This task calls for printing every entry exactly.

** Input data follows **

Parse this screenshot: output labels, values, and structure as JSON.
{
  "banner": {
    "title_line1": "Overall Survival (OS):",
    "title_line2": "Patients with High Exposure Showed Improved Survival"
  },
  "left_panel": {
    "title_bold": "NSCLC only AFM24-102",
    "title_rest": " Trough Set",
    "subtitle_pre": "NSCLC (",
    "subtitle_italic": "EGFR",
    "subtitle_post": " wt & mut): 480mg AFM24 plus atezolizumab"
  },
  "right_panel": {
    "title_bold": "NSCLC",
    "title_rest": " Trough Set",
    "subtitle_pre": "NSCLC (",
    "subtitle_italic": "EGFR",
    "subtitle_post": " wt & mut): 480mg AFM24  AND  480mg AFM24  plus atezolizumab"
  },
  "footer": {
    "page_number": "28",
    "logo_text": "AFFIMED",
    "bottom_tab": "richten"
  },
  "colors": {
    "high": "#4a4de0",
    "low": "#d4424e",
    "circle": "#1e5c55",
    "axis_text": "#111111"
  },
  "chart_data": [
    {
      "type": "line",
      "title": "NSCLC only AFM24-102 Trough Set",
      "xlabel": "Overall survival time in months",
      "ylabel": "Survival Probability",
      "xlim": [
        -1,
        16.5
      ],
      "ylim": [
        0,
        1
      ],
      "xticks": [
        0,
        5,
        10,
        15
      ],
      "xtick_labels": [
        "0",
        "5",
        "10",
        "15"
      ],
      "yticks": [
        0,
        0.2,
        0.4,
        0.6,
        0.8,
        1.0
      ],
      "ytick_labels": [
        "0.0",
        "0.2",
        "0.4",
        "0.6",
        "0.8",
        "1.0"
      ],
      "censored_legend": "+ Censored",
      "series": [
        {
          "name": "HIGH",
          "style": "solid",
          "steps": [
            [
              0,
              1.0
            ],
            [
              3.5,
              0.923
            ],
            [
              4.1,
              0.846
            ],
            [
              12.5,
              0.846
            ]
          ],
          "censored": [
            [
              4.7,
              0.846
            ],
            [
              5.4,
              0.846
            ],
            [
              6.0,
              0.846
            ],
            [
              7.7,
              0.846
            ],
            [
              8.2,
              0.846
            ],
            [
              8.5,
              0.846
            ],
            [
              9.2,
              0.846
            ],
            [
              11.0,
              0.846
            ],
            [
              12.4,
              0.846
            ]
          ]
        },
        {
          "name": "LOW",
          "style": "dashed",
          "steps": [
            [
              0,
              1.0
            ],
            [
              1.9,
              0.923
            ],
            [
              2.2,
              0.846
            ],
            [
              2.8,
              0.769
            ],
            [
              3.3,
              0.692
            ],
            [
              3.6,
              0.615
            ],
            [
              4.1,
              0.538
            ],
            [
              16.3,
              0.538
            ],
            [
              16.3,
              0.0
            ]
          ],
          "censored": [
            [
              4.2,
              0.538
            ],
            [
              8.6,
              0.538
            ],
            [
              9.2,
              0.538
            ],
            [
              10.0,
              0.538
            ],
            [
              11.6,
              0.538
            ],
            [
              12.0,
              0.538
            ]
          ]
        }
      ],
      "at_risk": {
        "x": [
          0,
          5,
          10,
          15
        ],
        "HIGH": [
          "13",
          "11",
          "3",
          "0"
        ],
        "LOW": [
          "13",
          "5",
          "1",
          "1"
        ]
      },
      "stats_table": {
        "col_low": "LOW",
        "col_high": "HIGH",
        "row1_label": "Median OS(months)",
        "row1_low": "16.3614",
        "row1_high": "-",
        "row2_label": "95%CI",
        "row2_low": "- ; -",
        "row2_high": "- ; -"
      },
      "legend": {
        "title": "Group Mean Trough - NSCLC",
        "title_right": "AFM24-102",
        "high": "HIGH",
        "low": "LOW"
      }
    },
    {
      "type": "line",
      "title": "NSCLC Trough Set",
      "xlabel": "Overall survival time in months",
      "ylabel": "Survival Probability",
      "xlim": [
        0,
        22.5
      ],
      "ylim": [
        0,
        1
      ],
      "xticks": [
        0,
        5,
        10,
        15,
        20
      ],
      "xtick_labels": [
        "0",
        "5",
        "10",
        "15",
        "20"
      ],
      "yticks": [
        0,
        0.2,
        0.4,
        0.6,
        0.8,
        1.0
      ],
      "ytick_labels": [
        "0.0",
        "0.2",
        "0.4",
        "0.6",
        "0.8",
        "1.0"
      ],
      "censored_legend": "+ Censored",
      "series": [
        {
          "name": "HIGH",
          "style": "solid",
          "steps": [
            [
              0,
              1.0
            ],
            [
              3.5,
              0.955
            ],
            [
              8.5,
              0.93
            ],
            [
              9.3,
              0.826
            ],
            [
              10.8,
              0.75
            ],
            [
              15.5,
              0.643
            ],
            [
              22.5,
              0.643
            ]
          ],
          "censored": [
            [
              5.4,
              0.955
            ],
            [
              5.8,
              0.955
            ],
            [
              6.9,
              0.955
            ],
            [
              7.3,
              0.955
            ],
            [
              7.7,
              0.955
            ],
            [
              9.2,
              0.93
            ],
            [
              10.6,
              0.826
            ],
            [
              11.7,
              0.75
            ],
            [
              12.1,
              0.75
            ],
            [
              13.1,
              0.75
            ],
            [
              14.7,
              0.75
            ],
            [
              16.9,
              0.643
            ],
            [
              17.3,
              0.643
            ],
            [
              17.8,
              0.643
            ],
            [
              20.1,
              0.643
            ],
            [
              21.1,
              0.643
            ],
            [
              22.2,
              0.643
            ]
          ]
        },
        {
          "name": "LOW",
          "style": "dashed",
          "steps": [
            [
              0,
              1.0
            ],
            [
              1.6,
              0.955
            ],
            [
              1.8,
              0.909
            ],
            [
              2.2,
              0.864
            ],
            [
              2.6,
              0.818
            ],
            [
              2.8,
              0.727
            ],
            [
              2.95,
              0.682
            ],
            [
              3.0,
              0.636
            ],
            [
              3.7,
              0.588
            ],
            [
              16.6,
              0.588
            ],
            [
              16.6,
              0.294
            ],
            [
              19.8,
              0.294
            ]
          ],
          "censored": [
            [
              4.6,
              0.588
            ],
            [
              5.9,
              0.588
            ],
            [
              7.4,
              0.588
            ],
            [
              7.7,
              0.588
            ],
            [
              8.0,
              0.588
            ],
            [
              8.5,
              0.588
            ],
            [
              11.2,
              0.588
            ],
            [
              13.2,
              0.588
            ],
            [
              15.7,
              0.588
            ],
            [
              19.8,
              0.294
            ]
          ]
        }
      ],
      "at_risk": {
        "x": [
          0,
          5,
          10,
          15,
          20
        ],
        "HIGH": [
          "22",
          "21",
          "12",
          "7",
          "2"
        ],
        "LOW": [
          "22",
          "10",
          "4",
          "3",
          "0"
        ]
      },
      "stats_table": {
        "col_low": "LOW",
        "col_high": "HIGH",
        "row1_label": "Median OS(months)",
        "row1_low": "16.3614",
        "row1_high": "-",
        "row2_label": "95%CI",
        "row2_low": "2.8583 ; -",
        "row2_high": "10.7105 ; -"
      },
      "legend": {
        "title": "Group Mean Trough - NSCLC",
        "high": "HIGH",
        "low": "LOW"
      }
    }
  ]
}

** End of Input data **

■ Response below
Parse this screenshot: output labels, values, and structure as JSON.
{
  "banner": {
    "title_line1": "Overall Survival (OS):",
    "title_line2": "Patients with High Exposure Showed Improved Survival"
  },
  "left_panel": {
    "title_bold": "NSCLC only AFM24-102",
    "title_rest": " Trough Set",
    "subtitle_pre": "NSCLC (",
    "subtitle_italic": "EGFR",
    "subtitle_post": " wt & mut): 480mg AFM24 plus atezolizumab"
  },
  "right_panel": {
    "title_bold": "NSCLC",
    "title_rest": " Trough Set",
    "subtitle_pre": "NSCLC (",
    "subtitle_italic": "EGFR",
    "subtitle_post": " wt & mut): 480mg AFM24  AND  480mg AFM24  plus atezolizumab"
  },
  "footer": {
    "page_number": "28",
    "logo_text": "AFFIMED",
    "bottom_tab": "richten"
  },
  "colors": {
    "high": "#4a4de0",
    "low": "#d4424e",
    "circle": "#1e5c55",
    "axis_text": "#111111"
  },
  "chart_data": [
    {
      "type": "line",
      "title": "NSCLC only AFM24-102 Trough Set",
      "xlabel": "Overall survival time in months",
      "ylabel": "Survival Probability",
      "xlim": [
        -1,
        16.5
      ],
      "ylim": [
        0,
        1
      ],
      "xticks": [
        0,
        5,
        10,
        15
      ],
      "xtick_labels": [
        "0",
        "5",
        "10",
        "15"
      ],
      "yticks": [
        0,
        0.2,
        0.4,
        0.6,
        0.8,
        1.0
      ],
      "ytick_labels": [
        "0.0",
        "0.2",
        "0.4",
        "0.6",
        "0.8",
        "1.0"
      ],
      "censored_legend": "+ Censored",
      "series": [
        {
          "name": "HIGH",
          "style": "solid",
          "steps": [
            [
              0,
              1.0
            ],
            [
              3.5,
              0.923
            ],
            [
              4.1,
              0.846
            ],
            [
              12.5,
              0.846
            ]
          ],
          "censored": [
            [
              4.7,
              0.846
            ],
            [
              5.4,
              0.846
            ],
            [
              6.0,
              0.846
            ],
            [
              7.7,
              0.846
            ],
            [
              8.2,
              0.846
            ],
            [
              8.5,
              0.846
            ],
            [
              9.2,
              0.846
            ],
            [
              11.0,
              0.846
            ],
            [
              12.4,
              0.846
            ]
          ]
        },
        {
          "name": "LOW",
          "style": "dashed",
          "steps": [
            [
              0,
              1.0
            ],
            [
              1.9,
              0.923
            ],
            [
              2.2,
              0.846
            ],
            [
              2.8,
              0.769
            ],
            [
              3.3,
              0.692
            ],
            [
              3.6,
              0.615
            ],
            [
              4.1,
              0.538
            ],
            [
              16.3,
              0.538
            ],
            [
              16.3,
              0.0
            ]
          ],
          "censored": [
            [
              4.2,
              0.538
            ],
            [
              8.6,
              0.538
            ],
            [
              9.2,
              0.538
            ],
            [
              10.0,
              0.538
            ],
            [
              11.6,
              0.538
            ],
            [
              12.0,
              0.538
            ]
          ]
        }
      ],
      "at_risk": {
        "x": [
          0,
          5,
          10,
          15
        ],
        "HIGH": [
          "13",
          "11",
          "3",
          "0"
        ],
        "LOW": [
          "13",
          "5",
          "1",
          "1"
        ]
      },
      "stats_table": {
        "col_low": "LOW",
        "col_high": "HIGH",
        "row1_label": "Median OS(months)",
        "row1_low": "16.3614",
        "row1_high": "-",
        "row2_label": "95%CI",
        "row2_low": "- ; -",
        "row2_high": "- ; -"
      },
      "legend": {
        "title": "Group Mean Trough - NSCLC",
        "title_right": "AFM24-102",
        "high": "HIGH",
        "low": "LOW"
      }
    },
    {
      "type": "line",
      "title": "NSCLC Trough Set",
      "xlabel": "Overall survival time in months",
      "ylabel": "Survival Probability",
      "xlim": [
        0,
        22.5
      ],
      "ylim": [
        0,
        1
      ],
      "xticks": [
        0,
        5,
        10,
        15,
        20
      ],
      "xtick_labels": [
        "0",
        "5",
        "10",
        "15",
        "20"
      ],
      "yticks": [
        0,
        0.2,
        0.4,
        0.6,
        0.8,
        1.0
      ],
      "ytick_labels": [
        "0.0",
        "0.2",
        "0.4",
        "0.6",
        "0.8",
        "1.0"
      ],
      "censored_legend": "+ Censored",
      "series": [
        {
          "name": "HIGH",
          "style": "solid",
          "steps": [
            [
              0,
              1.0
            ],
            [
              3.5,
              0.955
            ],
            [
              8.5,
              0.93
            ],
            [
              9.3,
              0.826
            ],
            [
              10.8,
              0.75
            ],
            [
              15.5,
              0.643
            ],
            [
              22.5,
              0.643
            ]
          ],
          "censored": [
            [
              5.4,
              0.955
            ],
            [
              5.8,
              0.955
            ],
            [
              6.9,
              0.955
            ],
            [
              7.3,
              0.955
            ],
            [
              7.7,
              0.955
            ],
            [
              9.2,
              0.93
            ],
            [
              10.6,
              0.826
            ],
            [
              11.7,
              0.75
            ],
            [
              12.1,
              0.75
            ],
            [
              13.1,
              0.75
            ],
            [
              14.7,
              0.75
            ],
            [
              16.9,
              0.643
            ],
            [
              17.3,
              0.643
            ],
            [
              17.8,
              0.643
            ],
            [
              20.1,
              0.643
            ],
            [
              21.1,
              0.643
            ],
            [
              22.2,
              0.643
            ]
          ]
        },
        {
          "name": "LOW",
          "style": "dashed",
          "steps": [
            [
              0,
              1.0
            ],
            [
              1.6,
              0.955
            ],
            [
              1.8,
              0.909
            ],
            [
              2.2,
              0.864
            ],
            [
              2.6,
              0.818
            ],
            [
              2.8,
              0.727
            ],
            [
              2.95,
              0.682
            ],
            [
              3.0,
              0.636
            ],
            [
              3.7,
              0.588
            ],
            [
              16.6,
              0.588
            ],
            [
              16.6,
              0.294
            ],
            [
              19.8,
              0.294
            ]
          ],
          "censored": [
            [
              4.6,
              0.588
            ],
            [
              5.9,
              0.588
            ],
            [
              7.4,
              0.588
            ],
            [
              7.7,
              0.588
            ],
            [
              8.0,
              0.588
            ],
            [
              8.5,
              0.588
            ],
            [
              11.2,
              0.588
            ],
            [
              13.2,
              0.588
            ],
            [
              15.7,
              0.588
            ],
            [
              19.8,
              0.294
            ]
          ]
        }
      ],
      "at_risk": {
        "x": [
          0,
          5,
          10,
          15,
          20
        ],
        "HIGH": [
          "22",
          "21",
          "12",
          "7",
          "2"
        ],
        "LOW": [
          "22",
          "10",
          "4",
          "3",
          "0"
        ]
      },
      "stats_table": {
        "col_low": "LOW",
        "col_high": "HIGH",
        "row1_label": "Median OS(months)",
        "row1_low": "16.3614",
        "row1_high": "-",
        "row2_label": "95%CI",
        "row2_low": "2.8583 ; -",
        "row2_high": "10.7105 ; -"
      },
      "legend": {
        "title": "Group Mean Trough - NSCLC",
        "high": "HIGH",
        "low": "LOW"
      }
    }
  ]
}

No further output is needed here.